***** Input for this task *****

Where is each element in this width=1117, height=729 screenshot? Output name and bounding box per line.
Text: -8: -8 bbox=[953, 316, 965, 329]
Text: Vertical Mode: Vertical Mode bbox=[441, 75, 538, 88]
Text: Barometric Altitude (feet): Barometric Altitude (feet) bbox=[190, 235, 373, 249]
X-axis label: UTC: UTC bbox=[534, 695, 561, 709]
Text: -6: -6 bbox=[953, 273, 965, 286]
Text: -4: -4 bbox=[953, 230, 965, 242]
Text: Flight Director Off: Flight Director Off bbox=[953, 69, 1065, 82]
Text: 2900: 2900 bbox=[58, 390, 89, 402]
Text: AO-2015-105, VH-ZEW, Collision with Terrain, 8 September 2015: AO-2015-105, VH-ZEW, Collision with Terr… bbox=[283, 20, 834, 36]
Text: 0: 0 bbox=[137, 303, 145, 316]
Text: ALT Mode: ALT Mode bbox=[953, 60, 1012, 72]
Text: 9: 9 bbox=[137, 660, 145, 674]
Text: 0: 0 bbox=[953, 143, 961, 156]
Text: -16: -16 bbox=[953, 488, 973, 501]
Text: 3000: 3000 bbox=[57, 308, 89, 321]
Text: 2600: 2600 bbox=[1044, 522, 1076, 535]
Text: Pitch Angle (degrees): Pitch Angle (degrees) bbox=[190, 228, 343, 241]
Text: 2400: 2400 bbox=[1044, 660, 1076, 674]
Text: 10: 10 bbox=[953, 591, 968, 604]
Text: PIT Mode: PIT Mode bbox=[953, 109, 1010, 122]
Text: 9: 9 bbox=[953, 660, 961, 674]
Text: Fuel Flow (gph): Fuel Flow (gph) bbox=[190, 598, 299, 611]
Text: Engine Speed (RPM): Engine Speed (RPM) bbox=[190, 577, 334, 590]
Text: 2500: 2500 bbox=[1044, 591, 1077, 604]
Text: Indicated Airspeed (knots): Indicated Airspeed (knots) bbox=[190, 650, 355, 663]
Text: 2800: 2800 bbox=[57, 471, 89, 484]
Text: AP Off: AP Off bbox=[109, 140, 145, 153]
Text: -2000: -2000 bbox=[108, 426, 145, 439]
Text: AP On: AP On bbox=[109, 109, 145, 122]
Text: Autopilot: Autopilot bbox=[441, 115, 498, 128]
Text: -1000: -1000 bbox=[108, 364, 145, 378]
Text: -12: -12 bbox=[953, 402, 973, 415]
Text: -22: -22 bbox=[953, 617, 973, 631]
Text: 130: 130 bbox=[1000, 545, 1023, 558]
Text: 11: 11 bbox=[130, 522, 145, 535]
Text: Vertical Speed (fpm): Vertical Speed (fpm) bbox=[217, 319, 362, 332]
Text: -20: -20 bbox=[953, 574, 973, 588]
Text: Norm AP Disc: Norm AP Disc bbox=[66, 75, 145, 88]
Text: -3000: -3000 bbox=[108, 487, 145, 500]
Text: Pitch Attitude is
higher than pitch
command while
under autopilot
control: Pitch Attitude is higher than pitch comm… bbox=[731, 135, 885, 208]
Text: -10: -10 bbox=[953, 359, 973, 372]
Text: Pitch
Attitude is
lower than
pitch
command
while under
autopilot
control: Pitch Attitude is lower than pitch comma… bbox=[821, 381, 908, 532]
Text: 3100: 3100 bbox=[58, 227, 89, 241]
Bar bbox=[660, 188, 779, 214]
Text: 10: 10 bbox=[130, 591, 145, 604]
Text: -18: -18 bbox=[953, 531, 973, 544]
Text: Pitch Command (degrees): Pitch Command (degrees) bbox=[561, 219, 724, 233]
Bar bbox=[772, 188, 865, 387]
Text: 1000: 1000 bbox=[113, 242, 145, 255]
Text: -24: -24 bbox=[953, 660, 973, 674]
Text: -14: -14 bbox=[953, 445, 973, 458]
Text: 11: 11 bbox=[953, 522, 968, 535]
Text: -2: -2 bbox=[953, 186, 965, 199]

*****
***** Input for this task *****

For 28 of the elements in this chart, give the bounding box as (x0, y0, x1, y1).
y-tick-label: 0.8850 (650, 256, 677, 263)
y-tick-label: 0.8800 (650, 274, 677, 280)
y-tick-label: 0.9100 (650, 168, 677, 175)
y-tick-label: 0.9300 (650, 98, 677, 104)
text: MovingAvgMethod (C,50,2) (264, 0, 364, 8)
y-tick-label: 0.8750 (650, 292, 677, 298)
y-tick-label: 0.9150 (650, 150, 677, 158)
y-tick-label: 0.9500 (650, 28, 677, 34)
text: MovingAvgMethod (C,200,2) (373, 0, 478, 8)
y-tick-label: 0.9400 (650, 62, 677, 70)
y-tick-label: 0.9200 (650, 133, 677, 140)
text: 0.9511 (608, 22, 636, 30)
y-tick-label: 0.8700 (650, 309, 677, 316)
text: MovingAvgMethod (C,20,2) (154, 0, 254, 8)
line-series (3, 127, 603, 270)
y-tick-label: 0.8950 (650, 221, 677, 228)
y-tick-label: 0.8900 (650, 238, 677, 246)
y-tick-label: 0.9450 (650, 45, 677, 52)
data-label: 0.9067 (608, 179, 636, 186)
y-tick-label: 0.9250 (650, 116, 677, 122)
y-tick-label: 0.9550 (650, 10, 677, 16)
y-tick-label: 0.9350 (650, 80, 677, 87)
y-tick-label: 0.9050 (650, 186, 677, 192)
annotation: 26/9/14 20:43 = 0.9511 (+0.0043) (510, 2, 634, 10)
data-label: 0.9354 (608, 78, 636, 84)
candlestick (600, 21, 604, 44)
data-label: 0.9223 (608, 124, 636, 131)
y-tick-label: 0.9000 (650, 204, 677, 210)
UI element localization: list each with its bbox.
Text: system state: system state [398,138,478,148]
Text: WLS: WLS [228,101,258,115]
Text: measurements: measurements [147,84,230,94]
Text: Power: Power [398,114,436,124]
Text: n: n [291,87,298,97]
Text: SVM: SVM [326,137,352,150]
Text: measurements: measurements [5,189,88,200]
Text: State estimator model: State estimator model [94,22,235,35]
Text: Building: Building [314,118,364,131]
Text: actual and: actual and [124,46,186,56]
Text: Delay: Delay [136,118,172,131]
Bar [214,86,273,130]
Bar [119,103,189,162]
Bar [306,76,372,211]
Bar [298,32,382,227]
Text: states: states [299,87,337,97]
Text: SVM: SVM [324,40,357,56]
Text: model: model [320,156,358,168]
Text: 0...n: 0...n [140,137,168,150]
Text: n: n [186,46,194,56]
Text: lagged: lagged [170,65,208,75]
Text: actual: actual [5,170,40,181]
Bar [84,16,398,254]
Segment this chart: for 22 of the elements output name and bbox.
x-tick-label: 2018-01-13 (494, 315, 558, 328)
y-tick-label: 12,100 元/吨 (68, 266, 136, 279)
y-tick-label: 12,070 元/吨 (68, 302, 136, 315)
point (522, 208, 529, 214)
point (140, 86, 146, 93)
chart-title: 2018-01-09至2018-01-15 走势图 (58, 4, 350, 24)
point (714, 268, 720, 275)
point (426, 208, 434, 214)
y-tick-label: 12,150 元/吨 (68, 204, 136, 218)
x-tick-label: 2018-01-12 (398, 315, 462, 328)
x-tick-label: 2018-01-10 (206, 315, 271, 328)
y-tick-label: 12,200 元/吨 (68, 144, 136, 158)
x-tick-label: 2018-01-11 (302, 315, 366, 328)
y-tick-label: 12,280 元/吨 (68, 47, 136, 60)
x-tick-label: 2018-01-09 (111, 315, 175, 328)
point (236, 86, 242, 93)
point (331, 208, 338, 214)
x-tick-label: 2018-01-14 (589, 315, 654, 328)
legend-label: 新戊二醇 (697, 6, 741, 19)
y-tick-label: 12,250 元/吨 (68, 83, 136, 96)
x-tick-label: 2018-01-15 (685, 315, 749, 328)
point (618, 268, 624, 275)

*****
***** Input for this task *****

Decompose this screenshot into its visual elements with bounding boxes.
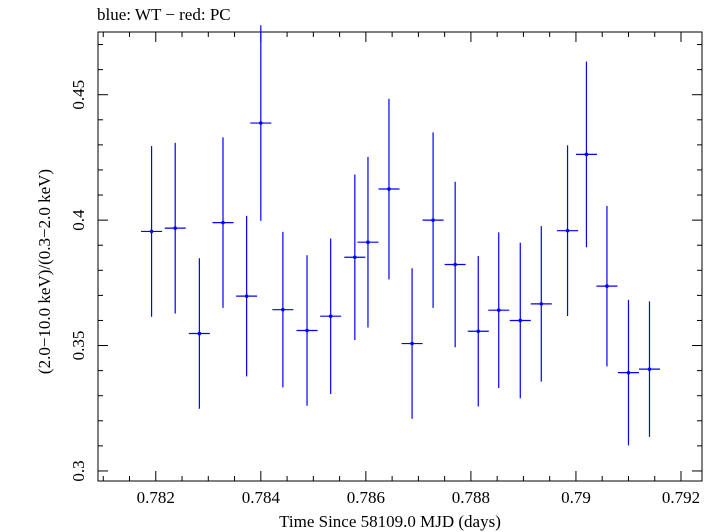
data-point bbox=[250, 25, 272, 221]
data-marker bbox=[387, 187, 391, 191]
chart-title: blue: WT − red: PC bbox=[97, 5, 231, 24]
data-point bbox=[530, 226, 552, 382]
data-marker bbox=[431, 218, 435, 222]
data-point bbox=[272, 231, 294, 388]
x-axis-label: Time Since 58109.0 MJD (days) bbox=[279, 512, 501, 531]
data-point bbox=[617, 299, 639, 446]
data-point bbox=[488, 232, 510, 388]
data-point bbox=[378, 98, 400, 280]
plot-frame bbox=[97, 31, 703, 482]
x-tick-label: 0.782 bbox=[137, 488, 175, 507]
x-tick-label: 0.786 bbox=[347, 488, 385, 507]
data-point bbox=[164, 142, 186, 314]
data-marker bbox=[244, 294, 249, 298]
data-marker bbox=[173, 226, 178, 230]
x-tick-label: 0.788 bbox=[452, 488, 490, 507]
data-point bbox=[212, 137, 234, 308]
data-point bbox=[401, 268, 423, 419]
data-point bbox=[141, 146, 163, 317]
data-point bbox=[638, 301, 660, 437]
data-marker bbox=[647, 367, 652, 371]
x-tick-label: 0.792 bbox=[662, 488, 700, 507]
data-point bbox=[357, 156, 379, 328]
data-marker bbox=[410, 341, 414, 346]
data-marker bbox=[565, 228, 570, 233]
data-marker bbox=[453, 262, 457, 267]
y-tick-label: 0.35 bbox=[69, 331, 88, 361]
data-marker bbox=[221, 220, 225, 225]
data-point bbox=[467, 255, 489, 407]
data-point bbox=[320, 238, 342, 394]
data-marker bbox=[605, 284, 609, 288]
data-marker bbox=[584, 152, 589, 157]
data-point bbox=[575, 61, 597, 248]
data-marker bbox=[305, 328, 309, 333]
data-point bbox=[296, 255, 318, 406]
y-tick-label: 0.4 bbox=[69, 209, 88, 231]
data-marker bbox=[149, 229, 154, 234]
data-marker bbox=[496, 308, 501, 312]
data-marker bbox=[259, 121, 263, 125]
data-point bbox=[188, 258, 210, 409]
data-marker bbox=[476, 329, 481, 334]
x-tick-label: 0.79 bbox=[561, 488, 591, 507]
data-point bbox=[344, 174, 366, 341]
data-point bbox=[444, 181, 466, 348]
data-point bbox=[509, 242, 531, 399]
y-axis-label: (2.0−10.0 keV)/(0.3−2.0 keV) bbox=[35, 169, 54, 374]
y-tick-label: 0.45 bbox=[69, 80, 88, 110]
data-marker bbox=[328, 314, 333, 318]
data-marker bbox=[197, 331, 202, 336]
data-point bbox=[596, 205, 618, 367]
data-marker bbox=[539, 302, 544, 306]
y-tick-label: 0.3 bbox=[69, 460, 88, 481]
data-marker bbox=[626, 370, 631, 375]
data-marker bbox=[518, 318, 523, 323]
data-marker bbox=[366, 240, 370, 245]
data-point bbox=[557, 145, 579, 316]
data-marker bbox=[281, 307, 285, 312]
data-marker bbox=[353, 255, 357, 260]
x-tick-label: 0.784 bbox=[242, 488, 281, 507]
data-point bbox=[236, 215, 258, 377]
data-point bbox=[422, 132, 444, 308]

*****

* Exercise
Locate every line in the entries above that contains the word "lower" with the same capitalization, and copy each of those lines.

* Output for this exercise
lower than
control: Pitch Attitude is lower than pitch comma… bbox=[821, 381, 908, 532]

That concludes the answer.